Task to complete:
Find every line in the records below that holds the word "body", and copy each one.

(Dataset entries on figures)
** begin **

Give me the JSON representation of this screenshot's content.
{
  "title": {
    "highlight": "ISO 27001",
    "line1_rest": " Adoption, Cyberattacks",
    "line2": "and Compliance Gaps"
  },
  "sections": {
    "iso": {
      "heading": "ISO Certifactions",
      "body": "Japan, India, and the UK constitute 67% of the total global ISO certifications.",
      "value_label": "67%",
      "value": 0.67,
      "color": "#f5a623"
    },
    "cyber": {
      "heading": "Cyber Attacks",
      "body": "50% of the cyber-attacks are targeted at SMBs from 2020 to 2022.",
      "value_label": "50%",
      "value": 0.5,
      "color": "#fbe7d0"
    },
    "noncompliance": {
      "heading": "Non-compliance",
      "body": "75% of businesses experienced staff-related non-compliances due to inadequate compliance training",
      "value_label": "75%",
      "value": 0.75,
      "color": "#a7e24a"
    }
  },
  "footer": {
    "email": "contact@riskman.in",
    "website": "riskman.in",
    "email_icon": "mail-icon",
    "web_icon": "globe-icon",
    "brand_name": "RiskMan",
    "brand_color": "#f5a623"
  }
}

** end **

In response:
      "body": "Japan, India, and the UK constitute 67% of the total global ISO certifications.",
      "body": "50% of the cyber-attacks are targeted at SMBs from 2020 to 2022.",
      "body": "75% of businesses experienced staff-related non-compliances due to inadequate compliance training",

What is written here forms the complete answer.